Dataset items
◆ ◆ ◆ ◆ ◆

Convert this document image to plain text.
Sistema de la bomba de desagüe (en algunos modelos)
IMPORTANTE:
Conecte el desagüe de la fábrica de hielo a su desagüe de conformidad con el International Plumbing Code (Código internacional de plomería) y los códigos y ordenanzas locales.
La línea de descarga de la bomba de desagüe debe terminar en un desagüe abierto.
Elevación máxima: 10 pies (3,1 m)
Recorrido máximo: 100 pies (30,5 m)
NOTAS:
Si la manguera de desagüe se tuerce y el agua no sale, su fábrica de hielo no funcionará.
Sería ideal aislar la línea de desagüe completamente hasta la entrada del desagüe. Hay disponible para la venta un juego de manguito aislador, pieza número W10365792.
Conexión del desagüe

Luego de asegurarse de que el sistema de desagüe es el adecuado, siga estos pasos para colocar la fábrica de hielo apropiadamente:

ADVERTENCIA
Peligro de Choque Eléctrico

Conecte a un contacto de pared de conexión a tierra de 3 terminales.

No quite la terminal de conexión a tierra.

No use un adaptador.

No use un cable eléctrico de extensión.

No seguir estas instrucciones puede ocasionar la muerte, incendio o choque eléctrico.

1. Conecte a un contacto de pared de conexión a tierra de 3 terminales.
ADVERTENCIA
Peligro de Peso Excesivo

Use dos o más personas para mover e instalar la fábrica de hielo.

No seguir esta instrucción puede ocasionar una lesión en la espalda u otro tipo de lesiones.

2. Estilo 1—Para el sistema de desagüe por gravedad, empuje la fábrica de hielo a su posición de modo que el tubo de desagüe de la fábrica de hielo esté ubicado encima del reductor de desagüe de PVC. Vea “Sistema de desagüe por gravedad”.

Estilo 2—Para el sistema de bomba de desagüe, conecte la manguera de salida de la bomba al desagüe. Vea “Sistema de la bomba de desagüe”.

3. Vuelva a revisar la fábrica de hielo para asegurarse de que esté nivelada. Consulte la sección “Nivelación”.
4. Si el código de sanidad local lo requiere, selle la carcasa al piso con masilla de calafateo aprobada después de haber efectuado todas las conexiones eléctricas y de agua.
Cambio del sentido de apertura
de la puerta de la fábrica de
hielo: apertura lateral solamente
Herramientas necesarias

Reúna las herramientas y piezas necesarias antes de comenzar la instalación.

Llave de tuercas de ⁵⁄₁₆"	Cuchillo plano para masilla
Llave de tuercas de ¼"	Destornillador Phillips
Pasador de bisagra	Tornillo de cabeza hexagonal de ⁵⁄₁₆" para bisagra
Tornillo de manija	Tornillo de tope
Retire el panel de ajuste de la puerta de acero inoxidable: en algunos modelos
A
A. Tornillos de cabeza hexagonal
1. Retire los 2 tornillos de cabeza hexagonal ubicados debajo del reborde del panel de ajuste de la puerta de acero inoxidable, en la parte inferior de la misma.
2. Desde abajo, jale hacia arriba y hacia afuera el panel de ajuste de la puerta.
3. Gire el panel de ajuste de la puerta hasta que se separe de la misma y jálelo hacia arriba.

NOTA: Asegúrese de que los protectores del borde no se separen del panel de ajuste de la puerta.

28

◆ ◆ ◆ ◆ ◆

WHAT YOU WILL DO >>
Each record above should be returned exactly as it appears.

FINISHED TASK >>
Convert this document image to plain text.
Sistema de la bomba de desagüe (en algunos modelos)
IMPORTANTE:
Conecte el desagüe de la fábrica de hielo a su desagüe de conformidad con el International Plumbing Code (Código internacional de plomería) y los códigos y ordenanzas locales.
La línea de descarga de la bomba de desagüe debe terminar en un desagüe abierto.
Elevación máxima: 10 pies (3,1 m)
Recorrido máximo: 100 pies (30,5 m)
NOTAS:
Si la manguera de desagüe se tuerce y el agua no sale, su fábrica de hielo no funcionará.
Sería ideal aislar la línea de desagüe completamente hasta la entrada del desagüe. Hay disponible para la venta un juego de manguito aislador, pieza número W10365792.
Conexión del desagüe

Luego de asegurarse de que el sistema de desagüe es el adecuado, siga estos pasos para colocar la fábrica de hielo apropiadamente:

ADVERTENCIA
Peligro de Choque Eléctrico

Conecte a un contacto de pared de conexión a tierra de 3 terminales.

No quite la terminal de conexión a tierra.

No use un adaptador.

No use un cable eléctrico de extensión.

No seguir estas instrucciones puede ocasionar la muerte, incendio o choque eléctrico.

1. Conecte a un contacto de pared de conexión a tierra de 3 terminales.
ADVERTENCIA
Peligro de Peso Excesivo

Use dos o más personas para mover e instalar la fábrica de hielo.

No seguir esta instrucción puede ocasionar una lesión en la espalda u otro tipo de lesiones.

2. Estilo 1—Para el sistema de desagüe por gravedad, empuje la fábrica de hielo a su posición de modo que el tubo de desagüe de la fábrica de hielo esté ubicado encima del reductor de desagüe de PVC. Vea “Sistema de desagüe por gravedad”.

Estilo 2—Para el sistema de bomba de desagüe, conecte la manguera de salida de la bomba al desagüe. Vea “Sistema de la bomba de desagüe”.

3. Vuelva a revisar la fábrica de hielo para asegurarse de que esté nivelada. Consulte la sección “Nivelación”.
4. Si el código de sanidad local lo requiere, selle la carcasa al piso con masilla de calafateo aprobada después de haber efectuado todas las conexiones eléctricas y de agua.
Cambio del sentido de apertura
de la puerta de la fábrica de
hielo: apertura lateral solamente
Herramientas necesarias

Reúna las herramientas y piezas necesarias antes de comenzar la instalación.

Llave de tuercas de ⁵⁄₁₆"	Cuchillo plano para masilla
Llave de tuercas de ¼"	Destornillador Phillips
Pasador de bisagra	Tornillo de cabeza hexagonal de ⁵⁄₁₆" para bisagra
Tornillo de manija	Tornillo de tope
Retire el panel de ajuste de la puerta de acero inoxidable: en algunos modelos
A
A. Tornillos de cabeza hexagonal
1. Retire los 2 tornillos de cabeza hexagonal ubicados debajo del reborde del panel de ajuste de la puerta de acero inoxidable, en la parte inferior de la misma.
2. Desde abajo, jale hacia arriba y hacia afuera el panel de ajuste de la puerta.
3. Gire el panel de ajuste de la puerta hasta que se separe de la misma y jálelo hacia arriba.

NOTA: Asegúrese de que los protectores del borde no se separen del panel de ajuste de la puerta.

28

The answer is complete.